Figure collection entries:
>>>>>
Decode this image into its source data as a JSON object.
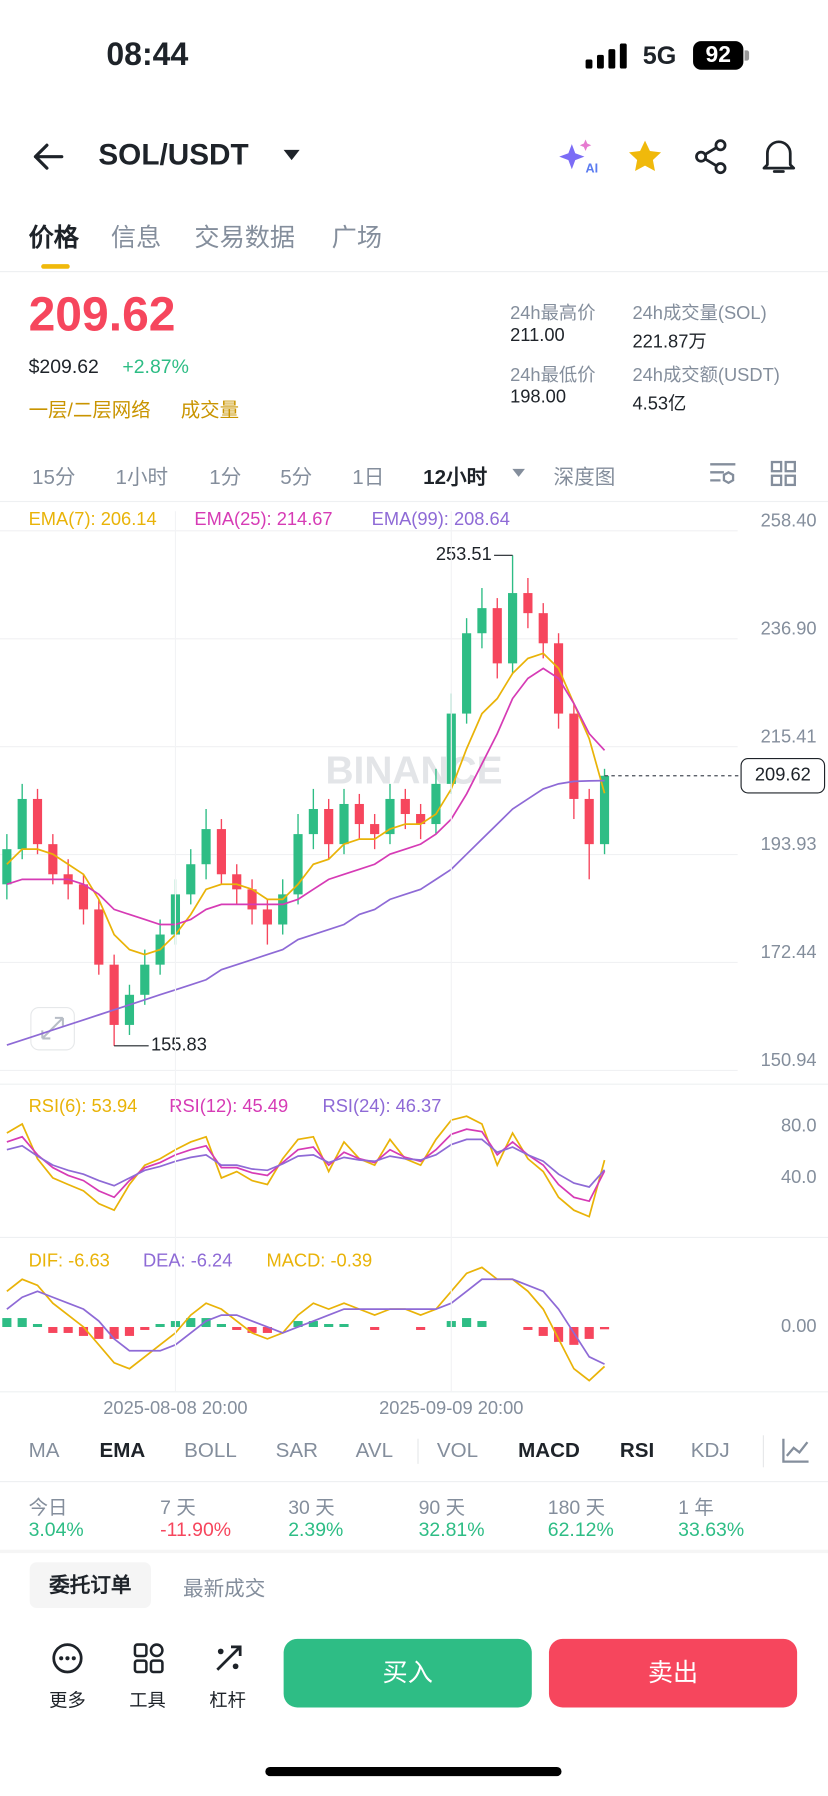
{
  "status_bar": {
    "time": "08:44",
    "network": "5G",
    "battery": "92"
  },
  "header": {
    "pair": "SOL/USDT",
    "ai_badge": "AI"
  },
  "tabs": [
    "价格",
    "信息",
    "交易数据",
    "广场"
  ],
  "price": {
    "last": "209.62",
    "usd": "$209.62",
    "change": "+2.87%",
    "tags": [
      "一层/二层网络",
      "成交量"
    ]
  },
  "stats": [
    {
      "label": "24h最高价",
      "value": "211.00"
    },
    {
      "label": "24h成交量(SOL)",
      "value": "221.87万"
    },
    {
      "label": "24h最低价",
      "value": "198.00"
    },
    {
      "label": "24h成交额(USDT)",
      "value": "4.53亿"
    }
  ],
  "intervals": [
    "15分",
    "1小时",
    "1分",
    "5分",
    "1日",
    "12小时",
    "深度图"
  ],
  "chart_data": [
    {
      "type": "candlestick",
      "watermark": "BINANCE",
      "open": [
        188,
        195,
        205,
        196,
        190,
        188,
        183,
        172,
        160,
        166,
        172,
        178,
        186,
        192,
        199,
        190,
        187,
        183,
        180,
        186,
        198,
        203,
        196,
        204,
        200,
        198,
        205,
        202,
        200,
        208,
        222,
        238,
        243,
        232,
        246,
        242,
        236,
        222,
        205,
        196
      ],
      "high": [
        198,
        208,
        207,
        198,
        193,
        190,
        185,
        174,
        168,
        175,
        181,
        189,
        195,
        203,
        201,
        192,
        189,
        185,
        189,
        202,
        207,
        205,
        207,
        206,
        202,
        208,
        207,
        204,
        211,
        226,
        241,
        247,
        245,
        253.51,
        249,
        244,
        238,
        224,
        207,
        211
      ],
      "low": [
        185,
        193,
        194,
        188,
        185,
        180,
        170,
        155.83,
        158,
        164,
        170,
        176,
        184,
        189,
        188,
        184,
        180,
        176,
        178,
        184,
        195,
        193,
        194,
        197,
        195,
        196,
        199,
        197,
        198,
        206,
        220,
        235,
        229,
        230,
        239,
        233,
        219,
        201,
        189,
        194
      ],
      "close": [
        195,
        205,
        196,
        190,
        188,
        183,
        172,
        160,
        166,
        172,
        178,
        186,
        192,
        199,
        190,
        187,
        183,
        180,
        186,
        198,
        203,
        196,
        204,
        200,
        198,
        205,
        202,
        200,
        208,
        222,
        238,
        243,
        232,
        246,
        242,
        236,
        222,
        205,
        196,
        209.62
      ],
      "up_color": "#2ebd85",
      "down_color": "#f6465d",
      "series": [
        {
          "name": "EMA(7): 206.14",
          "color": "#e9b308",
          "values": [
            192,
            195,
            195,
            194,
            192,
            190,
            185,
            178,
            175,
            174,
            175,
            178,
            182,
            187,
            188,
            188,
            187,
            185,
            185,
            188,
            192,
            193,
            196,
            197,
            197,
            199,
            200,
            200,
            202,
            207,
            215,
            222,
            225,
            230,
            233,
            234,
            231,
            224,
            217,
            206.14
          ]
        },
        {
          "name": "EMA(25): 214.67",
          "color": "#d63bb5",
          "values": [
            188,
            189,
            189,
            189,
            189,
            188,
            186,
            183,
            182,
            181,
            180,
            180,
            181,
            183,
            184,
            184,
            184,
            184,
            184,
            185,
            187,
            189,
            190,
            191,
            192,
            194,
            195,
            196,
            198,
            201,
            206,
            212,
            218,
            225,
            229,
            231,
            229,
            224,
            218,
            214.67
          ]
        },
        {
          "name": "EMA(99): 208.64",
          "color": "#8e6ad6",
          "values": [
            156,
            157,
            158,
            159,
            160,
            161,
            162,
            163,
            164,
            165,
            166,
            167,
            168,
            169,
            171,
            172,
            173,
            174,
            175,
            177,
            178,
            179,
            180,
            182,
            183,
            185,
            186,
            187,
            189,
            191,
            194,
            197,
            200,
            203,
            205,
            207,
            208,
            208.5,
            208.6,
            208.64
          ]
        }
      ],
      "ylim": [
        148.2,
        262.3
      ],
      "yticks": [
        {
          "value": 258.4,
          "label": "258.40"
        },
        {
          "value": 236.9,
          "label": "236.90"
        },
        215.41,
        193.93,
        172.44,
        150.94
      ],
      "grid": true,
      "high_label": 253.51,
      "low_label": 155.83,
      "last_price": 209.62
    },
    {
      "type": "line",
      "series": [
        {
          "name": "RSI(6): 53.94",
          "color": "#e9b308",
          "values": [
            75,
            82,
            55,
            40,
            35,
            30,
            20,
            15,
            35,
            50,
            55,
            62,
            68,
            72,
            40,
            45,
            38,
            35,
            55,
            70,
            72,
            45,
            68,
            55,
            50,
            70,
            55,
            50,
            70,
            85,
            88,
            82,
            50,
            75,
            55,
            45,
            25,
            15,
            10,
            53.94
          ]
        },
        {
          "name": "RSI(12): 45.49",
          "color": "#d63bb5",
          "values": [
            68,
            72,
            58,
            48,
            42,
            38,
            30,
            25,
            38,
            48,
            52,
            58,
            62,
            65,
            48,
            48,
            44,
            42,
            52,
            62,
            64,
            50,
            60,
            55,
            52,
            62,
            56,
            53,
            62,
            74,
            78,
            76,
            58,
            68,
            58,
            50,
            35,
            25,
            22,
            45.49
          ]
        },
        {
          "name": "RSI(24): 46.37",
          "color": "#8e6ad6",
          "values": [
            62,
            65,
            57,
            50,
            46,
            43,
            38,
            34,
            40,
            46,
            49,
            53,
            56,
            58,
            50,
            50,
            47,
            46,
            51,
            57,
            58,
            52,
            56,
            54,
            53,
            57,
            55,
            54,
            58,
            66,
            70,
            70,
            60,
            64,
            58,
            53,
            43,
            36,
            33,
            46.37
          ]
        }
      ],
      "ylim": [
        -4.4,
        106.7
      ],
      "yticks": [
        {
          "value": 80,
          "label": "80.0"
        },
        {
          "value": 40,
          "label": "40.0"
        }
      ],
      "grid": false
    },
    {
      "type": "macd",
      "categories": [
        null,
        null,
        null,
        null,
        null,
        null,
        null,
        null,
        null,
        null,
        null,
        "2025-08-08 20:00",
        null,
        null,
        null,
        null,
        null,
        null,
        null,
        null,
        null,
        null,
        null,
        null,
        null,
        null,
        null,
        null,
        null,
        "2025-09-09 20:00",
        null,
        null,
        null,
        null,
        null,
        null,
        null,
        null,
        null,
        null
      ],
      "series": [
        {
          "name": "DIF: -6.63",
          "color": "#e9b308",
          "values": [
            6,
            8,
            7,
            4,
            2,
            0,
            -3,
            -6,
            -7,
            -5,
            -3,
            -1,
            2,
            4,
            3,
            1,
            -1,
            -2,
            -1,
            2,
            4,
            3,
            4,
            3,
            2,
            3,
            3,
            2,
            3,
            6,
            9,
            10,
            8,
            8,
            6,
            3,
            -2,
            -7,
            -9,
            -6.63
          ]
        },
        {
          "name": "DEA: -6.24",
          "color": "#8e6ad6",
          "values": [
            3,
            5,
            6,
            5,
            4,
            3,
            1,
            -2,
            -4,
            -4,
            -4,
            -3,
            -1,
            1,
            2,
            2,
            1,
            0,
            -1,
            0,
            1,
            2,
            3,
            3,
            3,
            3,
            3,
            3,
            3,
            4,
            6,
            8,
            8,
            8,
            7,
            6,
            3,
            -1,
            -5,
            -6.24
          ]
        },
        {
          "name": "MACD: -0.39",
          "color": "#e9b308",
          "style": "histogram",
          "up_color": "#2ebd85",
          "down_color": "#f6465d",
          "values": [
            1.5,
            1.5,
            0.5,
            -1,
            -1,
            -1.5,
            -2,
            -2,
            -1.5,
            -0.5,
            0.5,
            1,
            1.5,
            1.5,
            0.5,
            -0.5,
            -1,
            -1,
            0,
            1,
            1,
            0.5,
            0.5,
            0,
            -0.5,
            0,
            0,
            -0.5,
            0,
            1,
            1.5,
            1,
            0,
            0,
            -0.5,
            -1.5,
            -2.5,
            -3,
            -2,
            -0.39
          ]
        }
      ],
      "ylim": [
        -10.5,
        13.5
      ],
      "yticks": [
        {
          "value": 0,
          "label": "0.00"
        }
      ],
      "grid": false
    }
  ],
  "indicators": [
    "MA",
    "EMA",
    "BOLL",
    "SAR",
    "AVL",
    "VOL",
    "MACD",
    "RSI",
    "KDJ"
  ],
  "performance": [
    {
      "period": "今日",
      "change": "3.04%"
    },
    {
      "period": "7 天",
      "change": "-11.90%"
    },
    {
      "period": "30 天",
      "change": "2.39%"
    },
    {
      "period": "90 天",
      "change": "32.81%"
    },
    {
      "period": "180 天",
      "change": "62.12%"
    },
    {
      "period": "1 年",
      "change": "33.63%"
    }
  ],
  "order_tabs": [
    "委托订单",
    "最新成交"
  ],
  "actions": [
    "更多",
    "工具",
    "杠杆"
  ],
  "buttons": {
    "buy": "买入",
    "sell": "卖出"
  }
}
<<<<<
Report how many lines in the records above contain the word "change", giving only the number.

7